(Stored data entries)
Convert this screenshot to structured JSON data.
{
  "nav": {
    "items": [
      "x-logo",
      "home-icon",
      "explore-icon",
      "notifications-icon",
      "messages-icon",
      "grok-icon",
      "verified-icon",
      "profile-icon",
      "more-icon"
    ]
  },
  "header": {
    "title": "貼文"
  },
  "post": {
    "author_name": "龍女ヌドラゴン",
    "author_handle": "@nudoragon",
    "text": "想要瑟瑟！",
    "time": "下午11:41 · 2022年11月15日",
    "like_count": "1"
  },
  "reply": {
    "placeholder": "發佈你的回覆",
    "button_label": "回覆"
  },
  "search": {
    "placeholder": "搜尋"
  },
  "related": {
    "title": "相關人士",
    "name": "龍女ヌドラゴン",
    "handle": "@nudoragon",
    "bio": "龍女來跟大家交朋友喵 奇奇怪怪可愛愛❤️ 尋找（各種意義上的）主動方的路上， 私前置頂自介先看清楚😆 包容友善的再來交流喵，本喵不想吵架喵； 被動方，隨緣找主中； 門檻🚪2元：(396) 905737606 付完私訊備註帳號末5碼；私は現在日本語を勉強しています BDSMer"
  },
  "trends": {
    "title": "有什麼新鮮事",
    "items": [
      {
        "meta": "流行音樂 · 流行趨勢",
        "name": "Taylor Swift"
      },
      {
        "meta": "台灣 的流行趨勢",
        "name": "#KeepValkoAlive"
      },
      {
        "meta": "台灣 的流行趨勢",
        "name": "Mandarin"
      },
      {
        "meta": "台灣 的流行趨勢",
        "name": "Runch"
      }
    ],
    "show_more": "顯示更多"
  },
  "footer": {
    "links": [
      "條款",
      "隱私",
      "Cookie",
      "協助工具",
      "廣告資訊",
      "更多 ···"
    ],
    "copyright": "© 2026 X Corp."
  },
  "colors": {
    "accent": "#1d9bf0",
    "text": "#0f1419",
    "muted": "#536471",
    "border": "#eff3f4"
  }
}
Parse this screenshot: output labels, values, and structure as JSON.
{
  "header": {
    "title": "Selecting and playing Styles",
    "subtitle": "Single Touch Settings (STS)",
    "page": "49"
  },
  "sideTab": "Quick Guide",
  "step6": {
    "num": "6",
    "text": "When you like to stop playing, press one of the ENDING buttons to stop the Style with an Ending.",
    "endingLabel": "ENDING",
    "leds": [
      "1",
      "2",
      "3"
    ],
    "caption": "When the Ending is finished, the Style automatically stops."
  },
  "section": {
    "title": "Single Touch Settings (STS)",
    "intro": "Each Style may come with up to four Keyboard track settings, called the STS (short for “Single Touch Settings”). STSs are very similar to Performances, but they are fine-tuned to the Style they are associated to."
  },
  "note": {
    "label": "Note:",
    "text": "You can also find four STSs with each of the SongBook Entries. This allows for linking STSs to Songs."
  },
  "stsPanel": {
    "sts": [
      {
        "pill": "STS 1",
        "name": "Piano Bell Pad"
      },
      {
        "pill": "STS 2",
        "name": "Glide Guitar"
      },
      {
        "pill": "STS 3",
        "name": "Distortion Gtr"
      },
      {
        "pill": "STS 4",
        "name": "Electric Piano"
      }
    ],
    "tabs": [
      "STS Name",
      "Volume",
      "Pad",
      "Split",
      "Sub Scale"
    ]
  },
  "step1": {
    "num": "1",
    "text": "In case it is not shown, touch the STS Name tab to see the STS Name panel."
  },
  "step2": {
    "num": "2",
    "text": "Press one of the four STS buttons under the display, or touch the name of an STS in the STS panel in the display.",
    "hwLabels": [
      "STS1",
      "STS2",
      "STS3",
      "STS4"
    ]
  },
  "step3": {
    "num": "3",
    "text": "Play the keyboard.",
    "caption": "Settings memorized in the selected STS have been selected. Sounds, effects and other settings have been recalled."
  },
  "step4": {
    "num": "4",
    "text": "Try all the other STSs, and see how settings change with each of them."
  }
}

__CHALLENGE__
Write each line above out exactly.

__TASK SOLUTION__
Convert this screenshot to structured JSON data.
{
  "nav": {
    "items": [
      "x-logo",
      "home-icon",
      "explore-icon",
      "notifications-icon",
      "messages-icon",
      "grok-icon",
      "verified-icon",
      "profile-icon",
      "more-icon"
    ]
  },
  "header": {
    "title": "貼文"
  },
  "post": {
    "author_name": "龍女ヌドラゴン",
    "author_handle": "@nudoragon",
    "text": "想要瑟瑟！",
    "time": "下午11:41 · 2022年11月15日",
    "like_count": "1"
  },
  "reply": {
    "placeholder": "發佈你的回覆",
    "button_label": "回覆"
  },
  "search": {
    "placeholder": "搜尋"
  },
  "related": {
    "title": "相關人士",
    "name": "龍女ヌドラゴン",
    "handle": "@nudoragon",
    "bio": "龍女來跟大家交朋友喵 奇奇怪怪可愛愛❤️ 尋找（各種意義上的）主動方的路上， 私前置頂自介先看清楚😆 包容友善的再來交流喵，本喵不想吵架喵； 被動方，隨緣找主中； 門檻🚪2元：(396) 905737606 付完私訊備註帳號末5碼；私は現在日本語を勉強しています BDSMer"
  },
  "trends": {
    "title": "有什麼新鮮事",
    "items": [
      {
        "meta": "流行音樂 · 流行趨勢",
        "name": "Taylor Swift"
      },
      {
        "meta": "台灣 的流行趨勢",
        "name": "#KeepValkoAlive"
      },
      {
        "meta": "台灣 的流行趨勢",
        "name": "Mandarin"
      },
      {
        "meta": "台灣 的流行趨勢",
        "name": "Runch"
      }
    ],
    "show_more": "顯示更多"
  },
  "footer": {
    "links": [
      "條款",
      "隱私",
      "Cookie",
      "協助工具",
      "廣告資訊",
      "更多 ···"
    ],
    "copyright": "© 2026 X Corp."
  },
  "colors": {
    "accent": "#1d9bf0",
    "text": "#0f1419",
    "muted": "#536471",
    "border": "#eff3f4"
  }
}
Parse this screenshot: output labels, values, and structure as JSON.
{
  "header": {
    "title": "Selecting and playing Styles",
    "subtitle": "Single Touch Settings (STS)",
    "page": "49"
  },
  "sideTab": "Quick Guide",
  "step6": {
    "num": "6",
    "text": "When you like to stop playing, press one of the ENDING buttons to stop the Style with an Ending.",
    "endingLabel": "ENDING",
    "leds": [
      "1",
      "2",
      "3"
    ],
    "caption": "When the Ending is finished, the Style automatically stops."
  },
  "section": {
    "title": "Single Touch Settings (STS)",
    "intro": "Each Style may come with up to four Keyboard track settings, called the STS (short for “Single Touch Settings”). STSs are very similar to Performances, but they are fine-tuned to the Style they are associated to."
  },
  "note": {
    "label": "Note:",
    "text": "You can also find four STSs with each of the SongBook Entries. This allows for linking STSs to Songs."
  },
  "stsPanel": {
    "sts": [
      {
        "pill": "STS 1",
        "name": "Piano Bell Pad"
      },
      {
        "pill": "STS 2",
        "name": "Glide Guitar"
      },
      {
        "pill": "STS 3",
        "name": "Distortion Gtr"
      },
      {
        "pill": "STS 4",
        "name": "Electric Piano"
      }
    ],
    "tabs": [
      "STS Name",
      "Volume",
      "Pad",
      "Split",
      "Sub Scale"
    ]
  },
  "step1": {
    "num": "1",
    "text": "In case it is not shown, touch the STS Name tab to see the STS Name panel."
  },
  "step2": {
    "num": "2",
    "text": "Press one of the four STS buttons under the display, or touch the name of an STS in the STS panel in the display.",
    "hwLabels": [
      "STS1",
      "STS2",
      "STS3",
      "STS4"
    ]
  },
  "step3": {
    "num": "3",
    "text": "Play the keyboard.",
    "caption": "Settings memorized in the selected STS have been selected. Sounds, effects and other settings have been recalled."
  },
  "step4": {
    "num": "4",
    "text": "Try all the other STSs, and see how settings change with each of them."
  }
}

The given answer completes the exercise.